- **Given task**
Below is a set of entries. Reproduce exactly the lines from the one containing "Read out every word on this page." through the end, both included.
#### Data provided
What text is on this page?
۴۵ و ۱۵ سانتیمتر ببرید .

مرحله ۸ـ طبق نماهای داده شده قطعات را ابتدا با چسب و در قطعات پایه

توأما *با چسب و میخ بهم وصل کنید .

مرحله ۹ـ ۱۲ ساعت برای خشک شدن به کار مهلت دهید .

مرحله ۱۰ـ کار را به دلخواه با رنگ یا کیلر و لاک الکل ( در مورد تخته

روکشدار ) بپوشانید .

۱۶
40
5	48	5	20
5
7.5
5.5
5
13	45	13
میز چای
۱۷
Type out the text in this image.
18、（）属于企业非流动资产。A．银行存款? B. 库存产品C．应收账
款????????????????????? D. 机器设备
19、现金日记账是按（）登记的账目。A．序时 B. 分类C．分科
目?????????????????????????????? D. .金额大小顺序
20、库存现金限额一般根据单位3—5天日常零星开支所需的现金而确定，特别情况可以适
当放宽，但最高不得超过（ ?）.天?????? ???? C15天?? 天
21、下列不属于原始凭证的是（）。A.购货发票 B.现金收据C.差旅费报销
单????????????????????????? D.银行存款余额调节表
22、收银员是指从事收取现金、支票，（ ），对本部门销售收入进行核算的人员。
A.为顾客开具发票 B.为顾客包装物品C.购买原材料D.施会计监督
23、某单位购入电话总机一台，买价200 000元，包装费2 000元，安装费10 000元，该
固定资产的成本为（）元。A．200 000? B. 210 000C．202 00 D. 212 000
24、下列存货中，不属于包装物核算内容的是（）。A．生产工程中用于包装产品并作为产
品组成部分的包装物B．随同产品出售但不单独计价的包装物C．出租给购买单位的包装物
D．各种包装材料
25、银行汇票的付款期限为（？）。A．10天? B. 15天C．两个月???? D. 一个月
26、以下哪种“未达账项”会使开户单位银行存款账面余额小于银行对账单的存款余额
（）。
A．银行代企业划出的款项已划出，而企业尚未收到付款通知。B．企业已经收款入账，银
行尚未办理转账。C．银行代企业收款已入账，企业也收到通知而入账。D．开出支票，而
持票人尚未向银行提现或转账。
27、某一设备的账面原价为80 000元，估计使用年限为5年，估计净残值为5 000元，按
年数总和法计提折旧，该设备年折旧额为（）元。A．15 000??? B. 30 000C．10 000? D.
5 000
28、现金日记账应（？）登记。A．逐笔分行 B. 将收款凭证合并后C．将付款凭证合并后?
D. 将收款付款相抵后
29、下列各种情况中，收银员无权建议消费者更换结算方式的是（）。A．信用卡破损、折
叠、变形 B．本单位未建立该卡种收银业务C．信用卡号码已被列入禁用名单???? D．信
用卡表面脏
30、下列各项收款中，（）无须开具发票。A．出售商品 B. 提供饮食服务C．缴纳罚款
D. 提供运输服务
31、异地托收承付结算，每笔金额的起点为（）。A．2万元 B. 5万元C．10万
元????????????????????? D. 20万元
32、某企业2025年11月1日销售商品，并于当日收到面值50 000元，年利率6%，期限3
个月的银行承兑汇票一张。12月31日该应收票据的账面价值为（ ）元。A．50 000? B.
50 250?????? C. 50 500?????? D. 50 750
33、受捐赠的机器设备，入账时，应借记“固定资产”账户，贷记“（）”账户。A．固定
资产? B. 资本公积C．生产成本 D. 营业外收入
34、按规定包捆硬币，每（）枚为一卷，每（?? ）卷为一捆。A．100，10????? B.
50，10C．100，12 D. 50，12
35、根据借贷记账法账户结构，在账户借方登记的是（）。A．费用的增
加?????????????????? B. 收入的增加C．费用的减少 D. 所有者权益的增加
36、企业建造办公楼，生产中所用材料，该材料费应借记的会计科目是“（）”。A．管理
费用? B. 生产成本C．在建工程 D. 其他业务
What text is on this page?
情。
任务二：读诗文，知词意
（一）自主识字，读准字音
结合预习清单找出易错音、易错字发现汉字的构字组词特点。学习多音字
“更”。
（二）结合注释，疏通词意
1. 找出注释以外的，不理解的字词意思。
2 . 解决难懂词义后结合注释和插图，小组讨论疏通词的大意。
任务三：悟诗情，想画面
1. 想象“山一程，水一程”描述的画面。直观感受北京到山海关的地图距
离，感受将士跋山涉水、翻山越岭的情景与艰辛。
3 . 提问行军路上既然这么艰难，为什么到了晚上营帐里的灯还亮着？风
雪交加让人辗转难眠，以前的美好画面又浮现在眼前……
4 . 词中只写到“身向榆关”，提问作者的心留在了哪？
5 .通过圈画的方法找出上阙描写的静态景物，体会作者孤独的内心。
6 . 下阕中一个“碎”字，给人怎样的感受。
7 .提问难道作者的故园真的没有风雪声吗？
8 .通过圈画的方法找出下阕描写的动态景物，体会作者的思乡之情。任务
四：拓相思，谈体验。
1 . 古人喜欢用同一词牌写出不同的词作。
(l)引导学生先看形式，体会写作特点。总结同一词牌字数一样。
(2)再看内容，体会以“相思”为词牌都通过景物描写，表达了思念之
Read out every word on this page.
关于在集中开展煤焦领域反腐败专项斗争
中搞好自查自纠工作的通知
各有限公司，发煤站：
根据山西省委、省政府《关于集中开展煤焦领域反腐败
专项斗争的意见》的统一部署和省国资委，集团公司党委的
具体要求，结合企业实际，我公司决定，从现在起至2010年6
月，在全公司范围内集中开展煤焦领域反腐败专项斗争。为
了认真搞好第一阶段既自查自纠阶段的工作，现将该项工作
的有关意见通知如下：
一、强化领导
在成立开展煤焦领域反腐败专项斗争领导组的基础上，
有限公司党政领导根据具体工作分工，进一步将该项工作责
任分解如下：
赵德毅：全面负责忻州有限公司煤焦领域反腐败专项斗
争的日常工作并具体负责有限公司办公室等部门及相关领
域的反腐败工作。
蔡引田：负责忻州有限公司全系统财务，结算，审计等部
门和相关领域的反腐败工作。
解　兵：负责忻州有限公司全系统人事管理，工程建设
########
- **Written answer**
Read out every word on this page.
关于在集中开展煤焦领域反腐败专项斗争
中搞好自查自纠工作的通知
各有限公司，发煤站：
根据山西省委、省政府《关于集中开展煤焦领域反腐败
专项斗争的意见》的统一部署和省国资委，集团公司党委的
具体要求，结合企业实际，我公司决定，从现在起至2010年6
月，在全公司范围内集中开展煤焦领域反腐败专项斗争。为
了认真搞好第一阶段既自查自纠阶段的工作，现将该项工作
的有关意见通知如下：
一、强化领导
在成立开展煤焦领域反腐败专项斗争领导组的基础上，
有限公司党政领导根据具体工作分工，进一步将该项工作责
任分解如下：
赵德毅：全面负责忻州有限公司煤焦领域反腐败专项斗
争的日常工作并具体负责有限公司办公室等部门及相关领
域的反腐败工作。
蔡引田：负责忻州有限公司全系统财务，结算，审计等部
门和相关领域的反腐败工作。
解　兵：负责忻州有限公司全系统人事管理，工程建设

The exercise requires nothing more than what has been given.